*** Given records ***

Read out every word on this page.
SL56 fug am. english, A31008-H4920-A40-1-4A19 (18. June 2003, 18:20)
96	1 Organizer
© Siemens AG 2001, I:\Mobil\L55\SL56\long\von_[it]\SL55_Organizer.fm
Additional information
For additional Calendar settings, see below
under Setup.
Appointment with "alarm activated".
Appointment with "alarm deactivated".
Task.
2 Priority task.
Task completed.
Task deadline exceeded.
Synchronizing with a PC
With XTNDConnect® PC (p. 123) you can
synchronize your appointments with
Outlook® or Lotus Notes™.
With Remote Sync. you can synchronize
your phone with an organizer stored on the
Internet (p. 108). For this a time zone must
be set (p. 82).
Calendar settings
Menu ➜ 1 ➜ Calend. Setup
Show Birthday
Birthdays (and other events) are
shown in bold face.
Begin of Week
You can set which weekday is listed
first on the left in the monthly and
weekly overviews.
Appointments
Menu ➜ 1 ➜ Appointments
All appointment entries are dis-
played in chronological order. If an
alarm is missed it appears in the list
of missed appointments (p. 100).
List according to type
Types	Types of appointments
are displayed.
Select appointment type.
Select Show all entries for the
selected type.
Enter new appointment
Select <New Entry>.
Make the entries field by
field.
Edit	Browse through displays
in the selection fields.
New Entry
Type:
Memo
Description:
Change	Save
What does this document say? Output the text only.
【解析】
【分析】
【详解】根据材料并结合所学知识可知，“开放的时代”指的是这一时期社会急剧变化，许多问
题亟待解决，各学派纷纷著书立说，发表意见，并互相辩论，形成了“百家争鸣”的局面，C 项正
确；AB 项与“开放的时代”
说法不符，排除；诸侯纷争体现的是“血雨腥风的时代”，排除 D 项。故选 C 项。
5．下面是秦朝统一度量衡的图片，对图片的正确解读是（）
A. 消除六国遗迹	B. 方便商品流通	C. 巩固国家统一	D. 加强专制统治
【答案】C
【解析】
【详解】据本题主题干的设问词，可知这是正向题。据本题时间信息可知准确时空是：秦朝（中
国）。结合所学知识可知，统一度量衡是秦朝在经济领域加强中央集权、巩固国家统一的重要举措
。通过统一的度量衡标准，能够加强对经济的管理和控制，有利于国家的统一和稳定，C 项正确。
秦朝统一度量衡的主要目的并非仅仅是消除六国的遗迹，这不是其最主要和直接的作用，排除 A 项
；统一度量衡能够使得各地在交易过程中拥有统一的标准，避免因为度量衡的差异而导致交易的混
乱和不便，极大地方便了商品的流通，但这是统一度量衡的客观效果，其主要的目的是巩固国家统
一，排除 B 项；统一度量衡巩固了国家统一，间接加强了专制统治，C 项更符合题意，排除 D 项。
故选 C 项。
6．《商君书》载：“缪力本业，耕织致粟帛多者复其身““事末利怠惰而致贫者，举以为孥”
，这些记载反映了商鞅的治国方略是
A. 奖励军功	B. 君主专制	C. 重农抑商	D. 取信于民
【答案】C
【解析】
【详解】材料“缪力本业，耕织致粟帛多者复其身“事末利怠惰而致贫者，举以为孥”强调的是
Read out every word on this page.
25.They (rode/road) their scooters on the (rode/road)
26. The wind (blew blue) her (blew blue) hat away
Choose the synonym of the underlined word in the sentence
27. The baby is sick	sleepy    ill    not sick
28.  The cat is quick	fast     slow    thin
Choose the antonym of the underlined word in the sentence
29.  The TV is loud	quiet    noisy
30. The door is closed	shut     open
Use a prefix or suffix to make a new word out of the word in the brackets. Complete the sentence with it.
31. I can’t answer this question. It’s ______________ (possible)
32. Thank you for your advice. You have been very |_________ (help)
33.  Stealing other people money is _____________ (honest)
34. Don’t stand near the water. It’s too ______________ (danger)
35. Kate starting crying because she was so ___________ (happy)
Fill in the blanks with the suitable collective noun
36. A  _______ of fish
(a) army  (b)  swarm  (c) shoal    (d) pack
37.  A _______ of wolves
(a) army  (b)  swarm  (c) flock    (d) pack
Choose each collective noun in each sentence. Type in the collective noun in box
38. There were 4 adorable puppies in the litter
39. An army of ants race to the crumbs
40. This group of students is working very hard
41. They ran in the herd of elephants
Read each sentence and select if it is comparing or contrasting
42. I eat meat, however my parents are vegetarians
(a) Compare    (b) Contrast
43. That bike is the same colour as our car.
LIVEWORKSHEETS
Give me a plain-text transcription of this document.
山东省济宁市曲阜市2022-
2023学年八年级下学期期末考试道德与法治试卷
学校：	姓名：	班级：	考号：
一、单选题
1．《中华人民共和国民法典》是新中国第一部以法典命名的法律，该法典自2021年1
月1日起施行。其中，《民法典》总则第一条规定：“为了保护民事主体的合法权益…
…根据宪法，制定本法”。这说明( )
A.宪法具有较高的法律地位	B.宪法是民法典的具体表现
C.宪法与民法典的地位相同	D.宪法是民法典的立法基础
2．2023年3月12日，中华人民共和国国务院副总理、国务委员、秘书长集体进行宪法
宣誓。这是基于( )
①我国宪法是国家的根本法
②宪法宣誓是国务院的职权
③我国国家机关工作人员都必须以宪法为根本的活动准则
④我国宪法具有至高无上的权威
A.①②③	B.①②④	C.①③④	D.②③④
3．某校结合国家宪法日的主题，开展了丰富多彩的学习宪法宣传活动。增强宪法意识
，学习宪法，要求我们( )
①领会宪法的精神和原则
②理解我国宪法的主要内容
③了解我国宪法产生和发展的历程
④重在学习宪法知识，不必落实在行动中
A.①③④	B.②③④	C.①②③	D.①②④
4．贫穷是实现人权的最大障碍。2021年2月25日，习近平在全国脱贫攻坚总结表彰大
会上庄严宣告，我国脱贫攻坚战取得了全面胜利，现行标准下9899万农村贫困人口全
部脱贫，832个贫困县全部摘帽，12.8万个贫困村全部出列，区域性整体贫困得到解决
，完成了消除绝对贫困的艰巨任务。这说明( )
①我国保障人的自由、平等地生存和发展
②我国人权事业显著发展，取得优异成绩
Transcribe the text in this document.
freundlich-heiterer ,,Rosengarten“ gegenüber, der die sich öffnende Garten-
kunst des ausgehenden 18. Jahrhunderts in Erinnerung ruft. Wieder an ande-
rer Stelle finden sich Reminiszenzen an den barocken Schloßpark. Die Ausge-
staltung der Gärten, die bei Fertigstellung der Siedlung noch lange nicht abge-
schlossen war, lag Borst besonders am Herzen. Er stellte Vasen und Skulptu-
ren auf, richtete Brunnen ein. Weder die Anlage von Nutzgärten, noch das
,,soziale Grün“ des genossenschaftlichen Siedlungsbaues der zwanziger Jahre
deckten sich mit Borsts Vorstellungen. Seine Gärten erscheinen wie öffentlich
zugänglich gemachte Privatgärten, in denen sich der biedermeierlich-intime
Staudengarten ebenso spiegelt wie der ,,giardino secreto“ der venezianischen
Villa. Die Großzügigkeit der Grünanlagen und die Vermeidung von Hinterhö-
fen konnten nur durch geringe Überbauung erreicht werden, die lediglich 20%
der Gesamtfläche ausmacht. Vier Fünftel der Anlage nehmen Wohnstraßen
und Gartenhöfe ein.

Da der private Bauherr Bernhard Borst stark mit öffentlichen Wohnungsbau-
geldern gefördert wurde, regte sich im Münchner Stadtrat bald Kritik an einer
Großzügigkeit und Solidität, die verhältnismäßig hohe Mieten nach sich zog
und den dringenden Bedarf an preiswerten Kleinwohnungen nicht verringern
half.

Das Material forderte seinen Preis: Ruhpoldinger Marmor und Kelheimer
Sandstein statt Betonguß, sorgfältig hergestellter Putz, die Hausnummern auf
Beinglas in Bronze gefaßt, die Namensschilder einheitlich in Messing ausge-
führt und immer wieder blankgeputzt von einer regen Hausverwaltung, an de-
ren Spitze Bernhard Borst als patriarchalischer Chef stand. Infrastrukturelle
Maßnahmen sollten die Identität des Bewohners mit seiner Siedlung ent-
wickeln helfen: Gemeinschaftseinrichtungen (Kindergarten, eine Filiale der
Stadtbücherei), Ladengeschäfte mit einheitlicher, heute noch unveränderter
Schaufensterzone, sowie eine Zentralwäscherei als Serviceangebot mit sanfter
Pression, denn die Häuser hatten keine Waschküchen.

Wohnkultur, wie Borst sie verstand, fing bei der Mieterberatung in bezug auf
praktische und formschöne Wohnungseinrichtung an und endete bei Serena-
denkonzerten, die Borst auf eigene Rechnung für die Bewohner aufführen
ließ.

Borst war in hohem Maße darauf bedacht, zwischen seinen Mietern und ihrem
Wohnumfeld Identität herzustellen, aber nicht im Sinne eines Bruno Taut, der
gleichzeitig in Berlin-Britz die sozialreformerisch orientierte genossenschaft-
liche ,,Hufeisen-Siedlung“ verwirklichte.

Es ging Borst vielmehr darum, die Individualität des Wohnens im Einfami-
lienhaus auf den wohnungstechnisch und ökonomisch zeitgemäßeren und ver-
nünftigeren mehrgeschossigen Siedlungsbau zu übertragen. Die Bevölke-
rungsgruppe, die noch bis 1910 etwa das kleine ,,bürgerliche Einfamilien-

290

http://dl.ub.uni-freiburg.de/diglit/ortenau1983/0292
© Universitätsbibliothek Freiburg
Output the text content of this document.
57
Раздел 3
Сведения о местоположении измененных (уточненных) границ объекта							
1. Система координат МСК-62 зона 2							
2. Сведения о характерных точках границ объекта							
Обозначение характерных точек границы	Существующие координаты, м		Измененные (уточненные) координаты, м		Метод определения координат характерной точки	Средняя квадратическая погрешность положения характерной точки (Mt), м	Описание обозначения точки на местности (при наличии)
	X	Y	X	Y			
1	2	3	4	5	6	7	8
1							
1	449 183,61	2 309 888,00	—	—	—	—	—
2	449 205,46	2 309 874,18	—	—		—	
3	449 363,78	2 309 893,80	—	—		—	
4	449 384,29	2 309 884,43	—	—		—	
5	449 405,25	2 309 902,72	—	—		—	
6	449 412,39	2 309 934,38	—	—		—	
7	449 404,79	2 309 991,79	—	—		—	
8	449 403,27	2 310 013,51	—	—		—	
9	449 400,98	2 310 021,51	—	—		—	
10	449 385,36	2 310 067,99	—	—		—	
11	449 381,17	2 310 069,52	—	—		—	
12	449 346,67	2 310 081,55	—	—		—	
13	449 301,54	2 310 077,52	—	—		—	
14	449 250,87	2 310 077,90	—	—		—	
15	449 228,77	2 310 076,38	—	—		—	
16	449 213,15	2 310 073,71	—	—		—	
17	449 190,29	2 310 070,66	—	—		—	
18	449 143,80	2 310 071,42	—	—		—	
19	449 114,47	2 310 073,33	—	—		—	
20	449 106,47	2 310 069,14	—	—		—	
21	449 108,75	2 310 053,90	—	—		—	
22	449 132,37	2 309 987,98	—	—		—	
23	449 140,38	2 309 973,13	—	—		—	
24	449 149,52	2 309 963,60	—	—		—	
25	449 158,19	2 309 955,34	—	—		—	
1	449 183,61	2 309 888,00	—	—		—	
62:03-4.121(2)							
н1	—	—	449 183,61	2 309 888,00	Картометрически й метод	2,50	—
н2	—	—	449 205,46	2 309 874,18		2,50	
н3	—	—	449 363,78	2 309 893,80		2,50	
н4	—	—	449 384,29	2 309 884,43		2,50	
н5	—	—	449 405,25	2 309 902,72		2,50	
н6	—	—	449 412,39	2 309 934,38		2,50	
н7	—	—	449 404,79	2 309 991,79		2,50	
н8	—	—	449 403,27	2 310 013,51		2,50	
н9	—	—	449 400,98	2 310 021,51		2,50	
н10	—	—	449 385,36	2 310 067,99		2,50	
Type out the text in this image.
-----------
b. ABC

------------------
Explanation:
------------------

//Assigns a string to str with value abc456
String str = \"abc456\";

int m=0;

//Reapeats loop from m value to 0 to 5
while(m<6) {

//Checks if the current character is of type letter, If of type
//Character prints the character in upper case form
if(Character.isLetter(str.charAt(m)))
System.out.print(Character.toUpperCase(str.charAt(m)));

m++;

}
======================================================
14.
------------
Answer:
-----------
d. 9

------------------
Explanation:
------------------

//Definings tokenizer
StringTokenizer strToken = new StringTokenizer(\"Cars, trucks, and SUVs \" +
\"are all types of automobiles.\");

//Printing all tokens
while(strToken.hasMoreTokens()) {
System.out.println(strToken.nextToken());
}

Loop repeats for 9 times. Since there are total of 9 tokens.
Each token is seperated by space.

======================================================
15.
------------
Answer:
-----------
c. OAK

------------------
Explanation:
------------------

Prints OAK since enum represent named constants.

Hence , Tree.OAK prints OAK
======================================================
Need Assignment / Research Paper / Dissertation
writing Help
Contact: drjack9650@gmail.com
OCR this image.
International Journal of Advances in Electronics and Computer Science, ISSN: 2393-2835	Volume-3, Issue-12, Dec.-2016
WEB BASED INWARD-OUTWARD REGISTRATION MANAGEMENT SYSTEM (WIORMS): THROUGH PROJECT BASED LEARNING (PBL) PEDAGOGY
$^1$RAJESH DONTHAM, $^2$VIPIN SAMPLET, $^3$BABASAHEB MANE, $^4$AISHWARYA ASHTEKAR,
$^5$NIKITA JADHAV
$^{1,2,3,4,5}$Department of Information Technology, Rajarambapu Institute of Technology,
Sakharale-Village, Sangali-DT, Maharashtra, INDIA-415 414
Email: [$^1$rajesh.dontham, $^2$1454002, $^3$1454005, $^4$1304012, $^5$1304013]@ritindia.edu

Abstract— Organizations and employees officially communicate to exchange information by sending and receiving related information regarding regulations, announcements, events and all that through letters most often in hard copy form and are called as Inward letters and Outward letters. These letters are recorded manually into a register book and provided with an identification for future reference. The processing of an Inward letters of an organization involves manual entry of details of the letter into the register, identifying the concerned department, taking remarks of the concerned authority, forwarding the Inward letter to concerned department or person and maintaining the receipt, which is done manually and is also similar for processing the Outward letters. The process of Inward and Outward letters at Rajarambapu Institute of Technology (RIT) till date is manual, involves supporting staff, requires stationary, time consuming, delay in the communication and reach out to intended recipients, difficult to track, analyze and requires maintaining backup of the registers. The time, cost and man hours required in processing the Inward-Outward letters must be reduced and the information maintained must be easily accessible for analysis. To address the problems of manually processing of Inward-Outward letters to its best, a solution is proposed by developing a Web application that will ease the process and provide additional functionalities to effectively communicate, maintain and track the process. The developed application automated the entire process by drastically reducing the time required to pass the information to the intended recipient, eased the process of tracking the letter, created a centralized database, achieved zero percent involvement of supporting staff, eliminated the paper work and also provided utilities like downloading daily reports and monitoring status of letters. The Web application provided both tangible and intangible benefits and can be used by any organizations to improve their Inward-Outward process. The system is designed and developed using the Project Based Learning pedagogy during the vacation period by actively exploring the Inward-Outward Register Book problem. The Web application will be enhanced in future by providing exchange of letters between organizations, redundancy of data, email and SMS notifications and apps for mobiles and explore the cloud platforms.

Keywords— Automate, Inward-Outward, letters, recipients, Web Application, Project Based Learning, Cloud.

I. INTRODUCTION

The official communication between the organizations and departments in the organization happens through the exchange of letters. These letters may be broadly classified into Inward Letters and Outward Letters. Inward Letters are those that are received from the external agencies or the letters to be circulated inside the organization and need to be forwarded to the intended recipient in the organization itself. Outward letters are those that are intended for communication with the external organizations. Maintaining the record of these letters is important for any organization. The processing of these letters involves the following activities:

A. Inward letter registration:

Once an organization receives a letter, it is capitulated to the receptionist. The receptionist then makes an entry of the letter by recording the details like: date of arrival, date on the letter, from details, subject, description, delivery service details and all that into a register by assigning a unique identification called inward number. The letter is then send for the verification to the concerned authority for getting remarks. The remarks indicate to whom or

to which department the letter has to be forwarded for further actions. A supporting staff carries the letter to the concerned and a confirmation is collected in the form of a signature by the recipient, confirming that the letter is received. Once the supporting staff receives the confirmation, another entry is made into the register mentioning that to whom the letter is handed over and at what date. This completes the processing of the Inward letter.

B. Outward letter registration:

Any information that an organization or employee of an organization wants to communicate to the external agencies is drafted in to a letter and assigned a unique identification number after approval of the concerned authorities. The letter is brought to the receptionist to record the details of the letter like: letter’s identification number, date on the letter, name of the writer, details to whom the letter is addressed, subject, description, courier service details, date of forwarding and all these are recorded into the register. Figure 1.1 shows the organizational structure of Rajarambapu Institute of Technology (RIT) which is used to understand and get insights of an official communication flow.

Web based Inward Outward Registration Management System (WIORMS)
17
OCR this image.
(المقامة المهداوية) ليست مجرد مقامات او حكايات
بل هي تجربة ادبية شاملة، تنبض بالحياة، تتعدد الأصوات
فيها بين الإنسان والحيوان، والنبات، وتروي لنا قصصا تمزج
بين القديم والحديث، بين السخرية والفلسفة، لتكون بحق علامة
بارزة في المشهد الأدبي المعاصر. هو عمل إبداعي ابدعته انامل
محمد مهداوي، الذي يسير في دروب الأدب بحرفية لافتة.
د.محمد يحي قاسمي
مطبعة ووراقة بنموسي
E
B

***

**Exercise brief**
Only lines with the word "seinen" are wanted, so copy each one from the records.

**Worked answer**
Das Material forderte seinen Preis: Ruhpoldinger Marmor und Kelheimer
Borst war in hohem Maße darauf bedacht, zwischen seinen Mietern und ihrem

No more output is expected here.